TASK DIRECTIONS – Copy out all the records exactly.

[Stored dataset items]
===============

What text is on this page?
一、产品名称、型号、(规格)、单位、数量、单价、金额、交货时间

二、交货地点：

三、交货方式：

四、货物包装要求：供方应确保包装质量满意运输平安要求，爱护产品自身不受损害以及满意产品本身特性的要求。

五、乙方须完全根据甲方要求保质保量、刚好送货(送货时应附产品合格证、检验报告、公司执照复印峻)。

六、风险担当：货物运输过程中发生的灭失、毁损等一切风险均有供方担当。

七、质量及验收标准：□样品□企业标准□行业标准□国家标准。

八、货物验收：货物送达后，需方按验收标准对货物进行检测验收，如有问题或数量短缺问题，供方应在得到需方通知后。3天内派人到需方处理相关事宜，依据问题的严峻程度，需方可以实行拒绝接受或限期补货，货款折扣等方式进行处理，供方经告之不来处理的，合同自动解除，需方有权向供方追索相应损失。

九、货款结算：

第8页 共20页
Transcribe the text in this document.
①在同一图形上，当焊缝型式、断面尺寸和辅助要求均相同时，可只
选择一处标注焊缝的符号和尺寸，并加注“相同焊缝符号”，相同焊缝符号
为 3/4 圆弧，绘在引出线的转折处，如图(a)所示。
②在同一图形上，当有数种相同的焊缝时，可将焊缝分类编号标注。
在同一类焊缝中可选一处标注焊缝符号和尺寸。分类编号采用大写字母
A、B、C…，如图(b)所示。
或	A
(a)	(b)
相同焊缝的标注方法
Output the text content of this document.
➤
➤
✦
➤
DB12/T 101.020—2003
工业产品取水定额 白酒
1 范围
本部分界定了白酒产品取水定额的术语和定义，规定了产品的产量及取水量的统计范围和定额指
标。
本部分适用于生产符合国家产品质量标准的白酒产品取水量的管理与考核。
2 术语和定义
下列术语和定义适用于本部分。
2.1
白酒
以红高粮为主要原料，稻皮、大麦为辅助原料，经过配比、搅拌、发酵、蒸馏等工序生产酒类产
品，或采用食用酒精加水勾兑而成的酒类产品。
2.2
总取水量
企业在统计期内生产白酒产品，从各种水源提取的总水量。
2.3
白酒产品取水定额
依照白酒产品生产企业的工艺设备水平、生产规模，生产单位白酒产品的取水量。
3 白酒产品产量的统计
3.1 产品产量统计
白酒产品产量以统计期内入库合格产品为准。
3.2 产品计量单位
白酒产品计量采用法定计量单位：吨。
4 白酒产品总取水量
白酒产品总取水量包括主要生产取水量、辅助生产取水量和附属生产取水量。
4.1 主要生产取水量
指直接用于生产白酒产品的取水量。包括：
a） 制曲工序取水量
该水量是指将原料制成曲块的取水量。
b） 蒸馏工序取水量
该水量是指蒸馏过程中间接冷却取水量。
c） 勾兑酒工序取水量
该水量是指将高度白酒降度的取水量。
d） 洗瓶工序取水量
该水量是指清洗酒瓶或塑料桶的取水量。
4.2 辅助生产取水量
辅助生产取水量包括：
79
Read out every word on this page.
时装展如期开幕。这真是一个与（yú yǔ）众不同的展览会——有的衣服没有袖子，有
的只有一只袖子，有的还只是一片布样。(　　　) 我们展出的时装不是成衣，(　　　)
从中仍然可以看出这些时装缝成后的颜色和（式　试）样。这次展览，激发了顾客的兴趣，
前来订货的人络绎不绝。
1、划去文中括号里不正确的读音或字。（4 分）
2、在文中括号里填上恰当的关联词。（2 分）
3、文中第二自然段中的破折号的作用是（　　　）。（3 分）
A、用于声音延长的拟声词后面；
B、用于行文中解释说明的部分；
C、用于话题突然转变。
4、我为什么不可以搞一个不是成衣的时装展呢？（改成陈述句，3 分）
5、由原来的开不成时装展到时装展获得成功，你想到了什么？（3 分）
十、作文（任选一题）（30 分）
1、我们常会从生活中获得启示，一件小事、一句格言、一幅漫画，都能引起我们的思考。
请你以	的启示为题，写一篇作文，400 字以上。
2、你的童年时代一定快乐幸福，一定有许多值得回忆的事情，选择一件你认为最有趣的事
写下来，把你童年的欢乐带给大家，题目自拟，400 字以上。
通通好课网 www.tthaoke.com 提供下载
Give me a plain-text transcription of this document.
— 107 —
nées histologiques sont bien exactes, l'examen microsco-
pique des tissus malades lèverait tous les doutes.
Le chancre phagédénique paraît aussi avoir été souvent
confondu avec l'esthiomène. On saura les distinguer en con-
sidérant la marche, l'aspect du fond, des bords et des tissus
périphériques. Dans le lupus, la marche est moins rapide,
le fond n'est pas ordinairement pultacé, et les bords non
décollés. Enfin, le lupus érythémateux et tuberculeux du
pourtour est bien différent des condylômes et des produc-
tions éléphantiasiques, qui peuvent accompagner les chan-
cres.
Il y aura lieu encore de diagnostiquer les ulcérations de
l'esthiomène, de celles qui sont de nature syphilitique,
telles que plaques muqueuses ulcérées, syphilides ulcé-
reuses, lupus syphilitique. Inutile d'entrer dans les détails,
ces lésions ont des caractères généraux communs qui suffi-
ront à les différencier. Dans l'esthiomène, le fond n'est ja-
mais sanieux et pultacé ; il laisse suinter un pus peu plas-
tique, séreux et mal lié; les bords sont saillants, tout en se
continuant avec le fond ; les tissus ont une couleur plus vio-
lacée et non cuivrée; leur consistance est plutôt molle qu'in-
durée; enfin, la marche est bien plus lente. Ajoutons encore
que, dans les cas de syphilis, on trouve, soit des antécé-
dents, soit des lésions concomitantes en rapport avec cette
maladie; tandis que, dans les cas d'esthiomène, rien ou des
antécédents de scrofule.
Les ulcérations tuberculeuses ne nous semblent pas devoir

===============

ANSWER FOR THE TASK –
What text is on this page?
一、产品名称、型号、(规格)、单位、数量、单价、金额、交货时间

二、交货地点：

三、交货方式：

四、货物包装要求：供方应确保包装质量满意运输平安要求，爱护产品自身不受损害以及满意产品本身特性的要求。

五、乙方须完全根据甲方要求保质保量、刚好送货(送货时应附产品合格证、检验报告、公司执照复印峻)。

六、风险担当：货物运输过程中发生的灭失、毁损等一切风险均有供方担当。

七、质量及验收标准：□样品□企业标准□行业标准□国家标准。

八、货物验收：货物送达后，需方按验收标准对货物进行检测验收，如有问题或数量短缺问题，供方应在得到需方通知后。3天内派人到需方处理相关事宜，依据问题的严峻程度，需方可以实行拒绝接受或限期补货，货款折扣等方式进行处理，供方经告之不来处理的，合同自动解除，需方有权向供方追索相应损失。

九、货款结算：

第8页 共20页
Transcribe the text in this document.
①在同一图形上，当焊缝型式、断面尺寸和辅助要求均相同时，可只
选择一处标注焊缝的符号和尺寸，并加注“相同焊缝符号”，相同焊缝符号
为 3/4 圆弧，绘在引出线的转折处，如图(a)所示。
②在同一图形上，当有数种相同的焊缝时，可将焊缝分类编号标注。
在同一类焊缝中可选一处标注焊缝符号和尺寸。分类编号采用大写字母
A、B、C…，如图(b)所示。
或	A
(a)	(b)
相同焊缝的标注方法
Output the text content of this document.
➤
➤
✦
➤
DB12/T 101.020—2003
工业产品取水定额 白酒
1 范围
本部分界定了白酒产品取水定额的术语和定义，规定了产品的产量及取水量的统计范围和定额指
标。
本部分适用于生产符合国家产品质量标准的白酒产品取水量的管理与考核。
2 术语和定义
下列术语和定义适用于本部分。
2.1
白酒
以红高粮为主要原料，稻皮、大麦为辅助原料，经过配比、搅拌、发酵、蒸馏等工序生产酒类产
品，或采用食用酒精加水勾兑而成的酒类产品。
2.2
总取水量
企业在统计期内生产白酒产品，从各种水源提取的总水量。
2.3
白酒产品取水定额
依照白酒产品生产企业的工艺设备水平、生产规模，生产单位白酒产品的取水量。
3 白酒产品产量的统计
3.1 产品产量统计
白酒产品产量以统计期内入库合格产品为准。
3.2 产品计量单位
白酒产品计量采用法定计量单位：吨。
4 白酒产品总取水量
白酒产品总取水量包括主要生产取水量、辅助生产取水量和附属生产取水量。
4.1 主要生产取水量
指直接用于生产白酒产品的取水量。包括：
a） 制曲工序取水量
该水量是指将原料制成曲块的取水量。
b） 蒸馏工序取水量
该水量是指蒸馏过程中间接冷却取水量。
c） 勾兑酒工序取水量
该水量是指将高度白酒降度的取水量。
d） 洗瓶工序取水量
该水量是指清洗酒瓶或塑料桶的取水量。
4.2 辅助生产取水量
辅助生产取水量包括：
79
Read out every word on this page.
时装展如期开幕。这真是一个与（yú yǔ）众不同的展览会——有的衣服没有袖子，有
的只有一只袖子，有的还只是一片布样。(　　　) 我们展出的时装不是成衣，(　　　)
从中仍然可以看出这些时装缝成后的颜色和（式　试）样。这次展览，激发了顾客的兴趣，
前来订货的人络绎不绝。
1、划去文中括号里不正确的读音或字。（4 分）
2、在文中括号里填上恰当的关联词。（2 分）
3、文中第二自然段中的破折号的作用是（　　　）。（3 分）
A、用于声音延长的拟声词后面；
B、用于行文中解释说明的部分；
C、用于话题突然转变。
4、我为什么不可以搞一个不是成衣的时装展呢？（改成陈述句，3 分）
5、由原来的开不成时装展到时装展获得成功，你想到了什么？（3 分）
十、作文（任选一题）（30 分）
1、我们常会从生活中获得启示，一件小事、一句格言、一幅漫画，都能引起我们的思考。
请你以	的启示为题，写一篇作文，400 字以上。
2、你的童年时代一定快乐幸福，一定有许多值得回忆的事情，选择一件你认为最有趣的事
写下来，把你童年的欢乐带给大家，题目自拟，400 字以上。
通通好课网 www.tthaoke.com 提供下载
Give me a plain-text transcription of this document.
— 107 —
nées histologiques sont bien exactes, l'examen microsco-
pique des tissus malades lèverait tous les doutes.
Le chancre phagédénique paraît aussi avoir été souvent
confondu avec l'esthiomène. On saura les distinguer en con-
sidérant la marche, l'aspect du fond, des bords et des tissus
périphériques. Dans le lupus, la marche est moins rapide,
le fond n'est pas ordinairement pultacé, et les bords non
décollés. Enfin, le lupus érythémateux et tuberculeux du
pourtour est bien différent des condylômes et des produc-
tions éléphantiasiques, qui peuvent accompagner les chan-
cres.
Il y aura lieu encore de diagnostiquer les ulcérations de
l'esthiomène, de celles qui sont de nature syphilitique,
telles que plaques muqueuses ulcérées, syphilides ulcé-
reuses, lupus syphilitique. Inutile d'entrer dans les détails,
ces lésions ont des caractères généraux communs qui suffi-
ront à les différencier. Dans l'esthiomène, le fond n'est ja-
mais sanieux et pultacé ; il laisse suinter un pus peu plas-
tique, séreux et mal lié; les bords sont saillants, tout en se
continuant avec le fond ; les tissus ont une couleur plus vio-
lacée et non cuivrée; leur consistance est plutôt molle qu'in-
durée; enfin, la marche est bien plus lente. Ajoutons encore
que, dans les cas de syphilis, on trouve, soit des antécé-
dents, soit des lésions concomitantes en rapport avec cette
maladie; tandis que, dans les cas d'esthiomène, rien ou des
antécédents de scrofule.
Les ulcérations tuberculeuses ne nous semblent pas devoir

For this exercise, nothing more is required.